— Record set —
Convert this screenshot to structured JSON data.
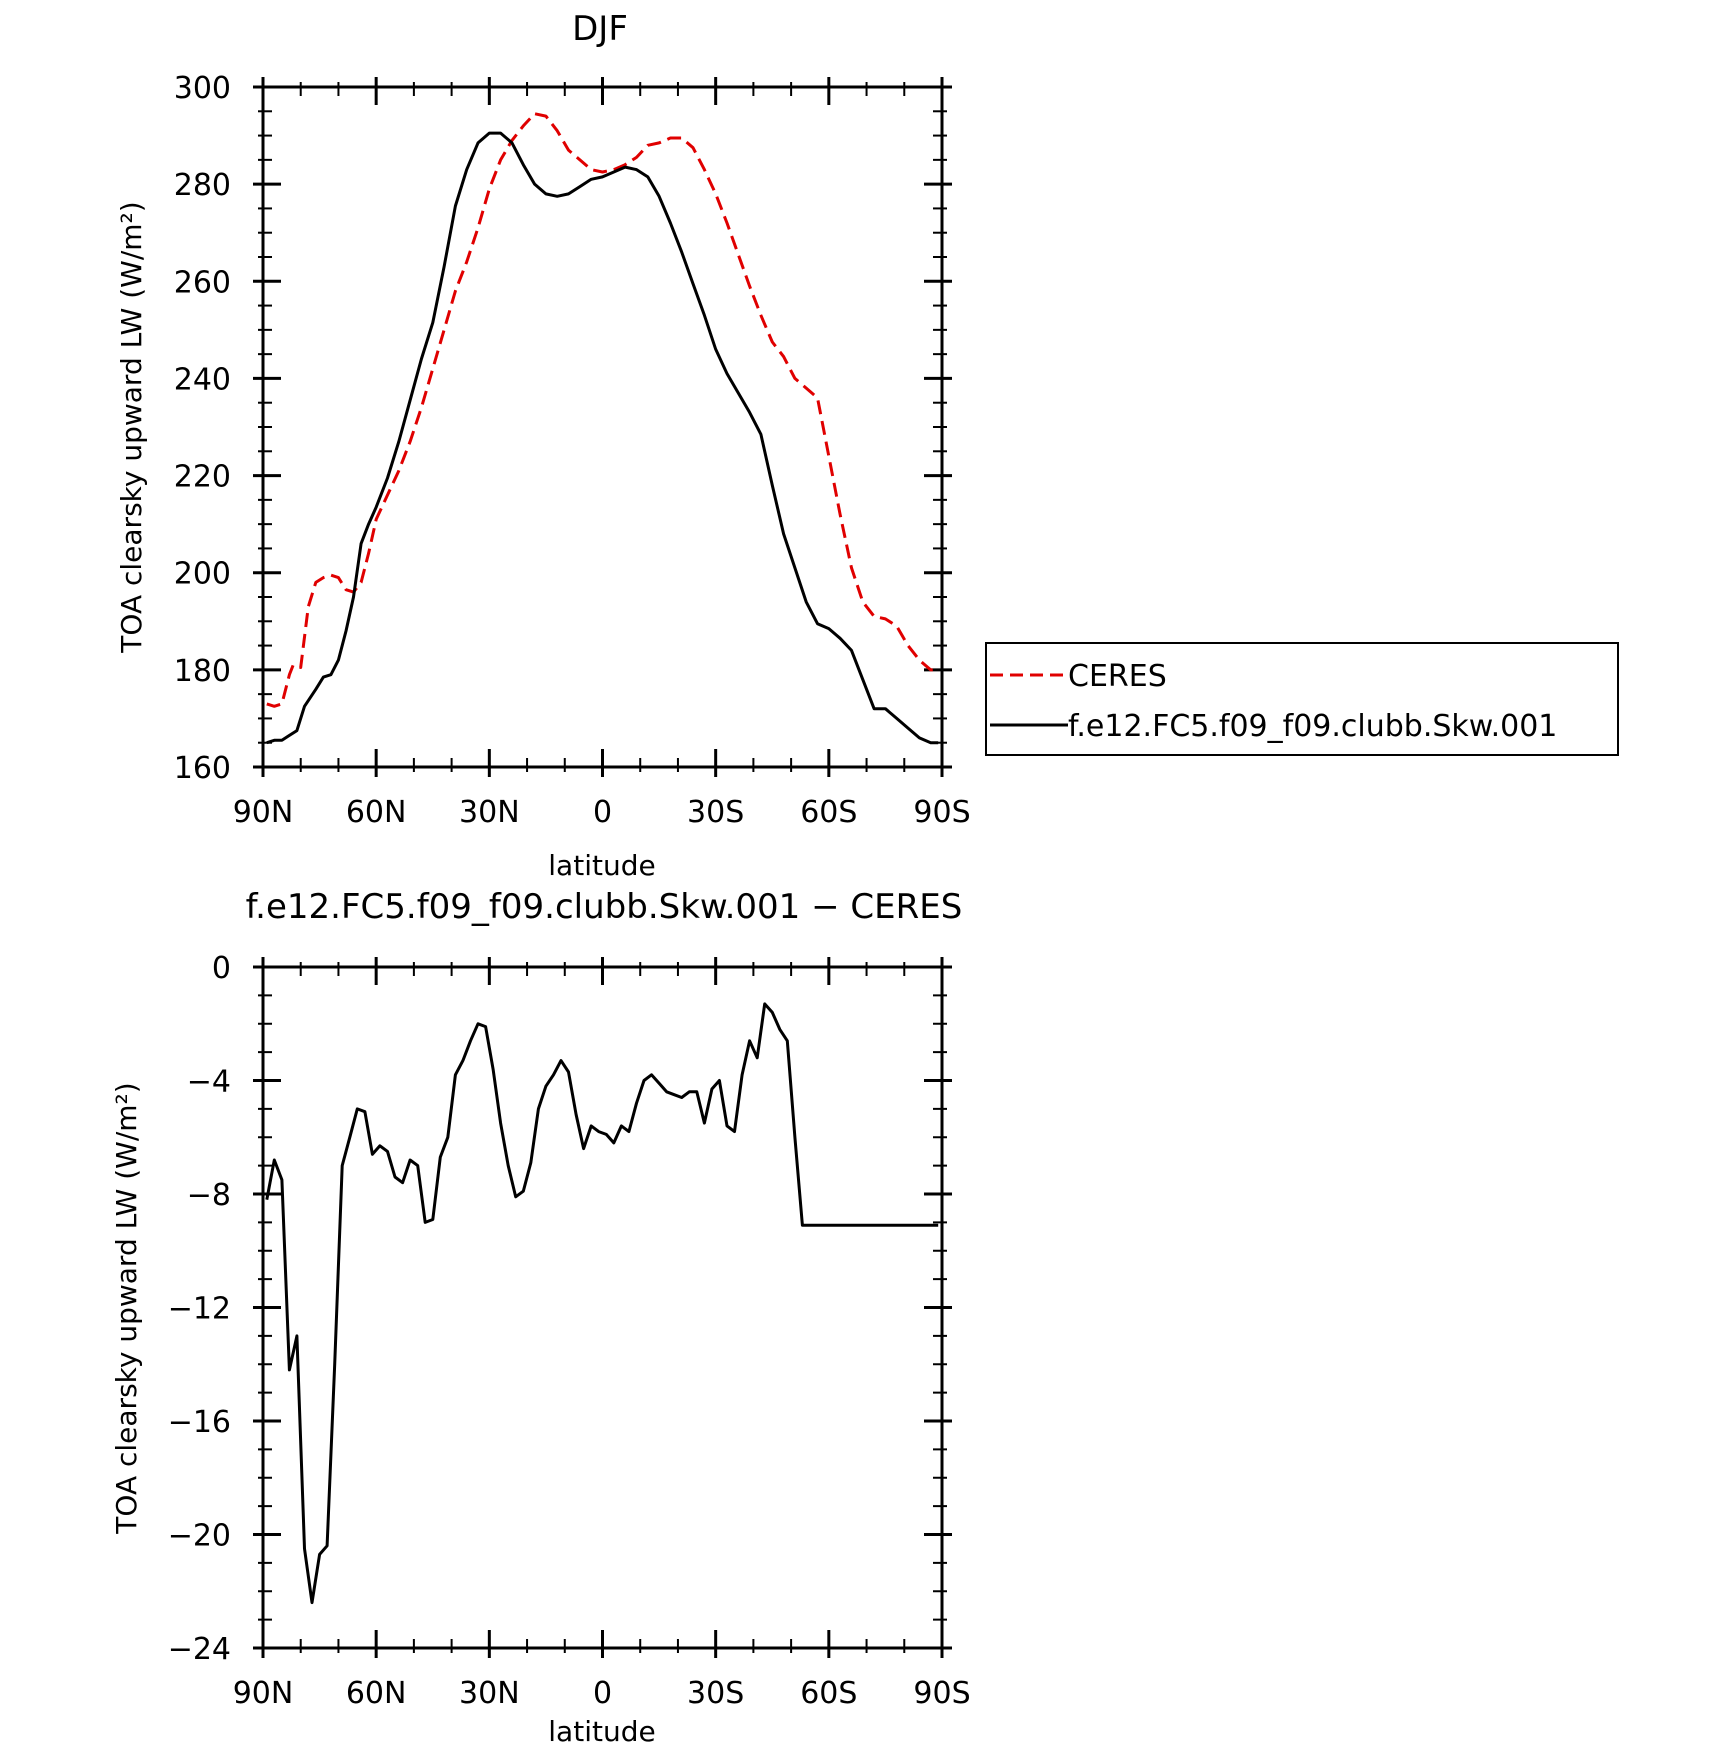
{
  "chart_data": [
    {
      "type": "line",
      "title": "DJF",
      "xlabel": "latitude",
      "ylabel": "TOA clearsky upward LW (W/m²)",
      "xlim": [
        -90,
        90
      ],
      "ylim": [
        160,
        300
      ],
      "x_ticks": [
        -90,
        -60,
        -30,
        0,
        30,
        60,
        90
      ],
      "x_tick_labels": [
        "90N",
        "60N",
        "30N",
        "0",
        "30S",
        "60S",
        "90S"
      ],
      "y_ticks": [
        160,
        180,
        200,
        220,
        240,
        260,
        280,
        300
      ],
      "y_tick_labels": [
        "160",
        "180",
        "200",
        "220",
        "240",
        "260",
        "280",
        "300"
      ],
      "grid": false,
      "legend_position": "right",
      "series": [
        {
          "name": "CERES",
          "color": "#e00000",
          "dash": "dashed",
          "x": [
            -89,
            -87,
            -85,
            -83,
            -82,
            -80,
            -78,
            -76,
            -74,
            -72,
            -70,
            -68,
            -66,
            -64,
            -62,
            -60,
            -57,
            -54,
            -51,
            -48,
            -45,
            -42,
            -39,
            -36,
            -33,
            -30,
            -27,
            -24,
            -21,
            -18,
            -15,
            -12,
            -9,
            -6,
            -3,
            0,
            3,
            6,
            9,
            12,
            15,
            18,
            21,
            24,
            27,
            30,
            33,
            36,
            39,
            42,
            45,
            48,
            51,
            54,
            57,
            60,
            63,
            66,
            69,
            72,
            75,
            78,
            81,
            84,
            87,
            89
          ],
          "y": [
            173,
            172.5,
            173,
            179,
            181,
            180.5,
            193,
            198,
            199,
            199.5,
            199,
            196.5,
            196,
            198,
            204,
            211,
            216,
            221,
            227,
            234,
            242,
            250,
            258,
            264,
            271,
            279,
            285,
            289,
            292,
            294.5,
            294,
            291,
            287,
            285,
            283,
            282.5,
            283,
            284,
            285.5,
            288,
            288.5,
            289.5,
            289.5,
            287.5,
            283,
            278,
            272,
            265.5,
            259,
            253,
            247.5,
            244.5,
            240,
            238,
            236,
            224,
            212,
            201,
            194,
            191,
            190.5,
            189,
            185,
            182,
            180,
            180
          ]
        },
        {
          "name": "f.e12.FC5.f09_f09.clubb.Skw.001",
          "color": "#000000",
          "dash": "solid",
          "x": [
            -89,
            -87,
            -85,
            -83,
            -81,
            -79,
            -76,
            -74,
            -72,
            -70,
            -68,
            -66,
            -64,
            -62,
            -60,
            -57,
            -54,
            -51,
            -48,
            -45,
            -42,
            -39,
            -36,
            -33,
            -30,
            -27,
            -24,
            -21,
            -18,
            -15,
            -12,
            -9,
            -6,
            -3,
            0,
            3,
            6,
            9,
            12,
            15,
            18,
            21,
            24,
            27,
            30,
            33,
            36,
            39,
            42,
            45,
            48,
            51,
            54,
            57,
            60,
            63,
            66,
            69,
            72,
            75,
            78,
            81,
            84,
            87,
            89
          ],
          "y": [
            165,
            165.5,
            165.5,
            166.5,
            167.5,
            172.5,
            176,
            178.5,
            179,
            182,
            188,
            195,
            206,
            210,
            213.5,
            219.5,
            227,
            235.5,
            244,
            251.5,
            263,
            275.5,
            283,
            288.5,
            290.5,
            290.5,
            288.5,
            284,
            280,
            278,
            277.5,
            278,
            279.5,
            281,
            281.5,
            282.5,
            283.5,
            283,
            281.5,
            277.5,
            272,
            266,
            259.5,
            253,
            246,
            241,
            237,
            233,
            228.5,
            218,
            208,
            201,
            194,
            189.5,
            188.5,
            186.5,
            184,
            178,
            172,
            172,
            170,
            168,
            166,
            165,
            165
          ]
        }
      ]
    },
    {
      "type": "line",
      "title": "f.e12.FC5.f09_f09.clubb.Skw.001 − CERES",
      "xlabel": "latitude",
      "ylabel": "TOA clearsky upward LW (W/m²)",
      "xlim": [
        -90,
        90
      ],
      "ylim": [
        -24,
        0
      ],
      "x_ticks": [
        -90,
        -60,
        -30,
        0,
        30,
        60,
        90
      ],
      "x_tick_labels": [
        "90N",
        "60N",
        "30N",
        "0",
        "30S",
        "60S",
        "90S"
      ],
      "y_ticks": [
        -24,
        -20,
        -16,
        -12,
        -8,
        -4,
        0
      ],
      "y_tick_labels": [
        "−24",
        "−20",
        "−16",
        "−12",
        "−8",
        "−4",
        "0"
      ],
      "grid": false,
      "series": [
        {
          "color": "#000000",
          "dash": "solid",
          "x": [
            -89,
            -87,
            -85,
            -83,
            -81,
            -79,
            -77,
            -75,
            -73,
            -71,
            -69,
            -67,
            -65,
            -63,
            -61,
            -59,
            -57,
            -55,
            -53,
            -51,
            -49,
            -47,
            -45,
            -43,
            -41,
            -39,
            -37,
            -35,
            -33,
            -31,
            -29,
            -27,
            -25,
            -23,
            -21,
            -19,
            -17,
            -15,
            -13,
            -11,
            -9,
            -7,
            -5,
            -3,
            -1,
            1,
            3,
            5,
            7,
            9,
            11,
            13,
            15,
            17,
            19,
            21,
            23,
            25,
            27,
            29,
            31,
            33,
            35,
            37,
            39,
            41,
            43,
            45,
            47,
            49,
            51,
            53,
            55,
            57,
            59,
            61,
            63,
            65,
            67,
            69,
            71,
            73,
            75,
            77,
            79,
            81,
            83,
            85,
            87,
            89
          ],
          "y": [
            -8.2,
            -6.8,
            -7.5,
            -14.2,
            -13,
            -20.5,
            -22.4,
            -20.7,
            -20.4,
            -14,
            -7,
            -6,
            -5,
            -5.1,
            -6.6,
            -6.3,
            -6.5,
            -7.4,
            -7.6,
            -6.8,
            -7,
            -9,
            -8.9,
            -6.7,
            -6,
            -3.8,
            -3.3,
            -2.6,
            -2,
            -2.1,
            -3.6,
            -5.5,
            -7,
            -8.1,
            -7.9,
            -6.9,
            -5,
            -4.2,
            -3.8,
            -3.3,
            -3.7,
            -5.2,
            -6.4,
            -5.6,
            -5.8,
            -5.9,
            -6.2,
            -5.6,
            -5.8,
            -4.8,
            -4,
            -3.8,
            -4.1,
            -4.4,
            -4.5,
            -4.6,
            -4.4,
            -4.4,
            -5.5,
            -4.3,
            -4,
            -5.6,
            -5.8,
            -3.8,
            -2.6,
            -3.2,
            -1.3,
            -1.6,
            -2.2,
            -2.6,
            -6,
            -9.1,
            -9.1,
            -9.1,
            -9.1,
            -9.1,
            -9.1,
            -9.1,
            -9.1,
            -9.1,
            -9.1,
            -9.1,
            -9.1,
            -9.1,
            -9.1,
            -9.1,
            -9.1,
            -9.1,
            -9.1,
            -9.1
          ]
        }
      ]
    }
  ]
}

— Short problem —
Out of the material above, select every line that holds the string "name".

— Solution —
          "name": "CERES",
          "name": "f.e12.FC5.f09_f09.clubb.Skw.001",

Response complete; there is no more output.